_Stated problem_
Show every line in the records below that contains the word "予約不要".

** Start of Data lines **

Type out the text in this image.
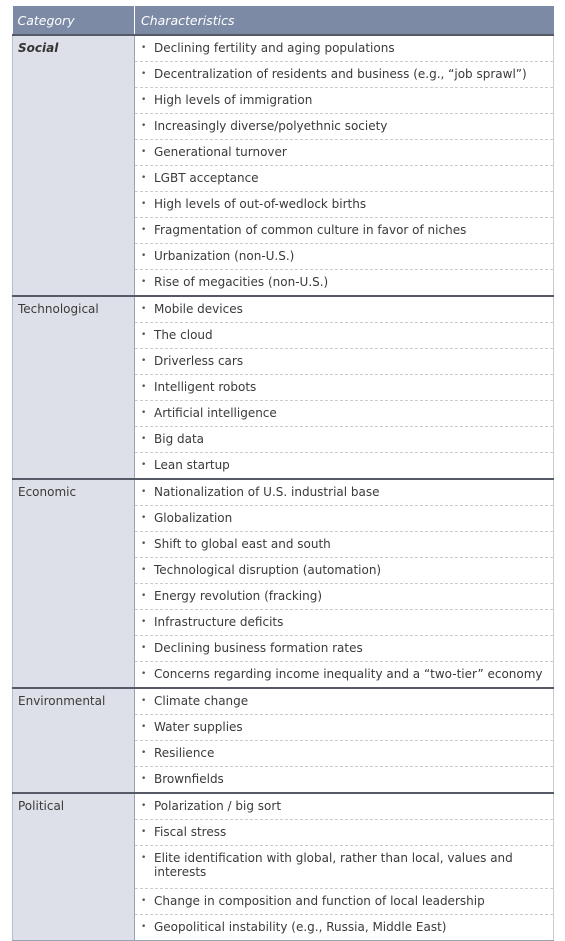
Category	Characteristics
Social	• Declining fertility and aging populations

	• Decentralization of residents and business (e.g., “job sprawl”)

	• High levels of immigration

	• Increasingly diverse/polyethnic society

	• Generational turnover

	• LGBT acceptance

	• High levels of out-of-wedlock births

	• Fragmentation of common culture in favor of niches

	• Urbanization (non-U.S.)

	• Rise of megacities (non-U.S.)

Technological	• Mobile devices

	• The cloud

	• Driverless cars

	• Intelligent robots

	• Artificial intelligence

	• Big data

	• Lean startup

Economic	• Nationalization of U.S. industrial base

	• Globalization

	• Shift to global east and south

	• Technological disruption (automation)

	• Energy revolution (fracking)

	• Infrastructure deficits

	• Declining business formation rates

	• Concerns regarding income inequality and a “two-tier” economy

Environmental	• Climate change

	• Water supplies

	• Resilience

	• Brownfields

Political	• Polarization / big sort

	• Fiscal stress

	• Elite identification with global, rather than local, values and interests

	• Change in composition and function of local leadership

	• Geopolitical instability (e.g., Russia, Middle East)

** End of Data lines **
** Start of Data lines **

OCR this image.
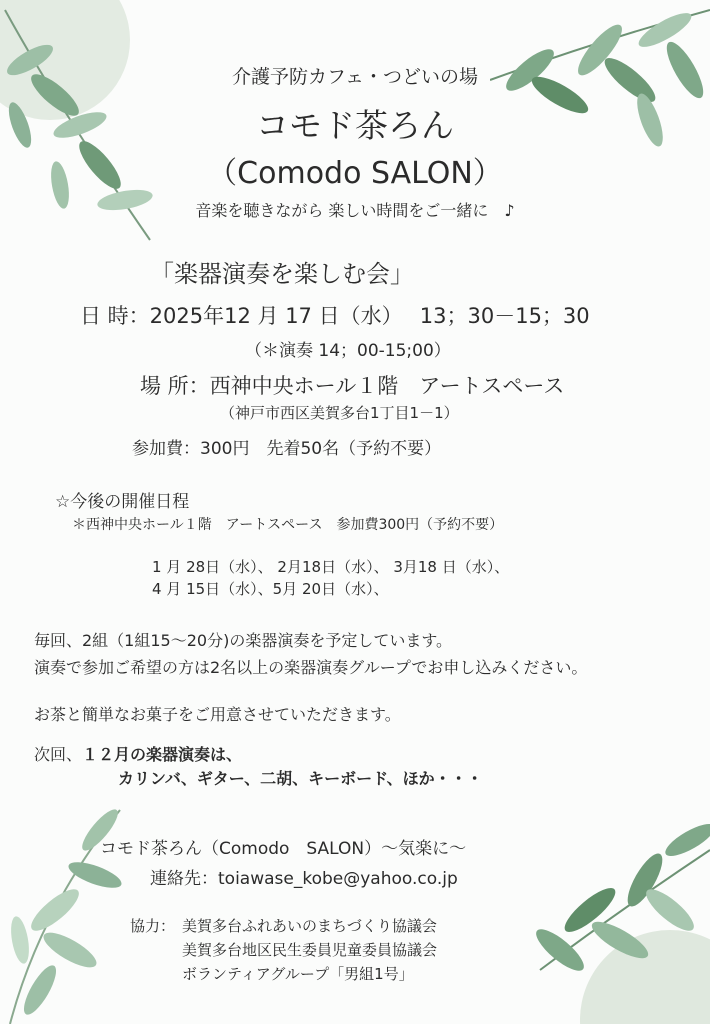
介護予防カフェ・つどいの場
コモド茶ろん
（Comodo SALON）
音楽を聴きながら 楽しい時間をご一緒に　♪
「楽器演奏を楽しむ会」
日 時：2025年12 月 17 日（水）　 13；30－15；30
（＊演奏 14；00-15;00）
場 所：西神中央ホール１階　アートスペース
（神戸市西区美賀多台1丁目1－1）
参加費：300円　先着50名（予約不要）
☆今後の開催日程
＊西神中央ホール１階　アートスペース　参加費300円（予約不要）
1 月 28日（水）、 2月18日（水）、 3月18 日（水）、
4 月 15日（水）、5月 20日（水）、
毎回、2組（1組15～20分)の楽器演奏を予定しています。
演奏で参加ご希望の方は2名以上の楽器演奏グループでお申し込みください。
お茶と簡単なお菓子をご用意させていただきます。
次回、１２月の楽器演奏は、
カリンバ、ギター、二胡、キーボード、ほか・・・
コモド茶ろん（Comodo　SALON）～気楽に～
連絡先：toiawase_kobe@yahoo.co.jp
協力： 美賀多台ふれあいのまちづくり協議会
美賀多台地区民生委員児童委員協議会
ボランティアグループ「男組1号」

** End of Data lines **

_Reply to the exercise_
参加費：300円　先着50名（予約不要）
＊西神中央ホール１階　アートスペース　参加費300円（予約不要）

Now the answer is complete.